# Exercise goal
The entries need to be copied exactly.

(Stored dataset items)

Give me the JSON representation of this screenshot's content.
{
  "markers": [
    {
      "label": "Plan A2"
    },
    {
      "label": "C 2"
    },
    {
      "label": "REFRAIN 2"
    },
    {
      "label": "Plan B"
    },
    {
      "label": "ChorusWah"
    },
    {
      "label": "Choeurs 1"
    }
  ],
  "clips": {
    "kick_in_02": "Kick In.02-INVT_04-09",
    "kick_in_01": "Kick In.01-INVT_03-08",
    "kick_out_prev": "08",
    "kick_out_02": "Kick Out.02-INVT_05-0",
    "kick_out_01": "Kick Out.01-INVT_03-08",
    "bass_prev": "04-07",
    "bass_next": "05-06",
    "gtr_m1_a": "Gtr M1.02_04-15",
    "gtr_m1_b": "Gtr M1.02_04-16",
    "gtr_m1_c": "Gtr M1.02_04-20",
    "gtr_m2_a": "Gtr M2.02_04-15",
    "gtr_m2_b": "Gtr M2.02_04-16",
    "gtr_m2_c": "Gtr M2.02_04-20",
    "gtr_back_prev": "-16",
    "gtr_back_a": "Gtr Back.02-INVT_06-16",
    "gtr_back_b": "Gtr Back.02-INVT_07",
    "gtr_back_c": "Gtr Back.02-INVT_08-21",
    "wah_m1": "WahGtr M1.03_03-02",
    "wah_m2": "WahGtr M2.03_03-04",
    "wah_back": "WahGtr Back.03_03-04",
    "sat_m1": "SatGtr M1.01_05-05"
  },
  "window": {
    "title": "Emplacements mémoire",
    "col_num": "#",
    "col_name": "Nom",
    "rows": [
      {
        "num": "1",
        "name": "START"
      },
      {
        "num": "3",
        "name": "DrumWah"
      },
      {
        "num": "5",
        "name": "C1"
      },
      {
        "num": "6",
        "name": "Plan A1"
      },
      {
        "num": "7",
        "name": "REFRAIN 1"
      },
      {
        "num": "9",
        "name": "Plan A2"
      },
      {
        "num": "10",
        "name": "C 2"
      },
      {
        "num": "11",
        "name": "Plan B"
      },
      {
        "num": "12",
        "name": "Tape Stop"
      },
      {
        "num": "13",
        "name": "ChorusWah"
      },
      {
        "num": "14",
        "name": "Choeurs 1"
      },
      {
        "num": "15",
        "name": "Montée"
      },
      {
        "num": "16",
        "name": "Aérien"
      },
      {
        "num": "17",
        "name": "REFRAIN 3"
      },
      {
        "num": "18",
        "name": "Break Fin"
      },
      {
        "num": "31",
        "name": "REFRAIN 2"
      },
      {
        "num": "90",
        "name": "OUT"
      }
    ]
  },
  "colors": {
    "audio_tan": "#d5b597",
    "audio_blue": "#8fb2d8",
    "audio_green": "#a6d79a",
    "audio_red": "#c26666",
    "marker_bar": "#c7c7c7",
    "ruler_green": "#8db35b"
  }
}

# Solution
Give me the JSON representation of this screenshot's content.
{
  "markers": [
    {
      "label": "Plan A2"
    },
    {
      "label": "C 2"
    },
    {
      "label": "REFRAIN 2"
    },
    {
      "label": "Plan B"
    },
    {
      "label": "ChorusWah"
    },
    {
      "label": "Choeurs 1"
    }
  ],
  "clips": {
    "kick_in_02": "Kick In.02-INVT_04-09",
    "kick_in_01": "Kick In.01-INVT_03-08",
    "kick_out_prev": "08",
    "kick_out_02": "Kick Out.02-INVT_05-0",
    "kick_out_01": "Kick Out.01-INVT_03-08",
    "bass_prev": "04-07",
    "bass_next": "05-06",
    "gtr_m1_a": "Gtr M1.02_04-15",
    "gtr_m1_b": "Gtr M1.02_04-16",
    "gtr_m1_c": "Gtr M1.02_04-20",
    "gtr_m2_a": "Gtr M2.02_04-15",
    "gtr_m2_b": "Gtr M2.02_04-16",
    "gtr_m2_c": "Gtr M2.02_04-20",
    "gtr_back_prev": "-16",
    "gtr_back_a": "Gtr Back.02-INVT_06-16",
    "gtr_back_b": "Gtr Back.02-INVT_07",
    "gtr_back_c": "Gtr Back.02-INVT_08-21",
    "wah_m1": "WahGtr M1.03_03-02",
    "wah_m2": "WahGtr M2.03_03-04",
    "wah_back": "WahGtr Back.03_03-04",
    "sat_m1": "SatGtr M1.01_05-05"
  },
  "window": {
    "title": "Emplacements mémoire",
    "col_num": "#",
    "col_name": "Nom",
    "rows": [
      {
        "num": "1",
        "name": "START"
      },
      {
        "num": "3",
        "name": "DrumWah"
      },
      {
        "num": "5",
        "name": "C1"
      },
      {
        "num": "6",
        "name": "Plan A1"
      },
      {
        "num": "7",
        "name": "REFRAIN 1"
      },
      {
        "num": "9",
        "name": "Plan A2"
      },
      {
        "num": "10",
        "name": "C 2"
      },
      {
        "num": "11",
        "name": "Plan B"
      },
      {
        "num": "12",
        "name": "Tape Stop"
      },
      {
        "num": "13",
        "name": "ChorusWah"
      },
      {
        "num": "14",
        "name": "Choeurs 1"
      },
      {
        "num": "15",
        "name": "Montée"
      },
      {
        "num": "16",
        "name": "Aérien"
      },
      {
        "num": "17",
        "name": "REFRAIN 3"
      },
      {
        "num": "18",
        "name": "Break Fin"
      },
      {
        "num": "31",
        "name": "REFRAIN 2"
      },
      {
        "num": "90",
        "name": "OUT"
      }
    ]
  },
  "colors": {
    "audio_tan": "#d5b597",
    "audio_blue": "#8fb2d8",
    "audio_green": "#a6d79a",
    "audio_red": "#c26666",
    "marker_bar": "#c7c7c7",
    "ruler_green": "#8db35b"
  }
}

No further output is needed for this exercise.